- _Given problem_
Filter this material down to the lines that hold "make", copying each one.
— Start of Supplied data —
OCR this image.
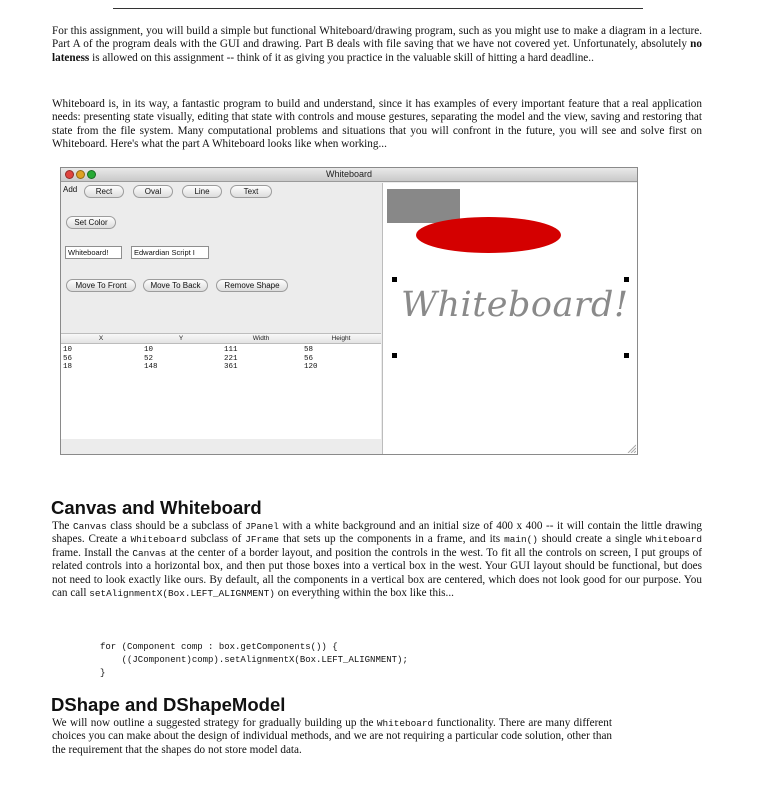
For this assignment, you will build a simple but functional Whiteboard/drawing program, such as you might use to make a diagram in a lecture. Part A of the program deals with the GUI and drawing. Part B deals with file saving that we have not covered yet. Unfortunately, absolutely no lateness is allowed on this assignment -- think of it as giving you practice in the valuable skill of hitting a hard deadline..

Whiteboard is, in its way, a fantastic program to build and understand, since it has examples of every important feature that a real application needs: presenting state visually, editing that state with controls and mouse gestures, separating the model and the view, saving and restoring that state from the file system. Many computational problems and situations that you will confront in the future, you will see and solve first on Whiteboard. Here's what the part A Whiteboard looks like when working...

Whiteboard
Add	Rect	Oval	Line	Text
Set Color
Whiteboard!	Edwardian Script I
Move To Front	Move To Back	Remove Shape
X	Y	Width	Height
10	10	111	58
56	52	221	56
18	148	361	120
Whiteboard!
Canvas and Whiteboard

The Canvas class should be a subclass of JPanel with a white background and an initial size of 400 x 400 -- it will contain the little drawing shapes. Create a Whiteboard subclass of JFrame that sets up the components in a frame, and its main() should create a single Whiteboard frame. Install the Canvas at the center of a border layout, and position the controls in the west. To fit all the controls on screen, I put groups of related controls into a horizontal box, and then put those boxes into a vertical box in the west. Your GUI layout should be functional, but does not need to look exactly like ours. By default, all the components in a vertical box are centered, which does not look good for our purpose. You can call setAlignmentX(Box.LEFT_ALIGNMENT) on everything within the box like this...

for (Component comp : box.getComponents()) {
((JComponent)comp).setAlignmentX(Box.LEFT_ALIGNMENT);
}
DShape and DShapeModel

We will now outline a suggested strategy for gradually building up the Whiteboard functionality. There are many different choices you can make about the design of individual methods, and we are not requiring a particular code solution, other than the requirement that the shapes do not store model data.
— End of Supplied data —
- _Exercise output_
For this assignment, you will build a simple but functional Whiteboard/drawing program, such as you might use to make a diagram in a lecture. Part A of the program deals with the GUI and drawing. Part B deals with file saving that we have not covered yet. Unfortunately, absolutely no lateness is allowed on this assignment -- think of it as giving you practice in the valuable skill of hitting a hard deadline..
We will now outline a suggested strategy for gradually building up the Whiteboard functionality. There are many different choices you can make about the design of individual methods, and we are not requiring a particular code solution, other than the requirement that the shapes do not store model data.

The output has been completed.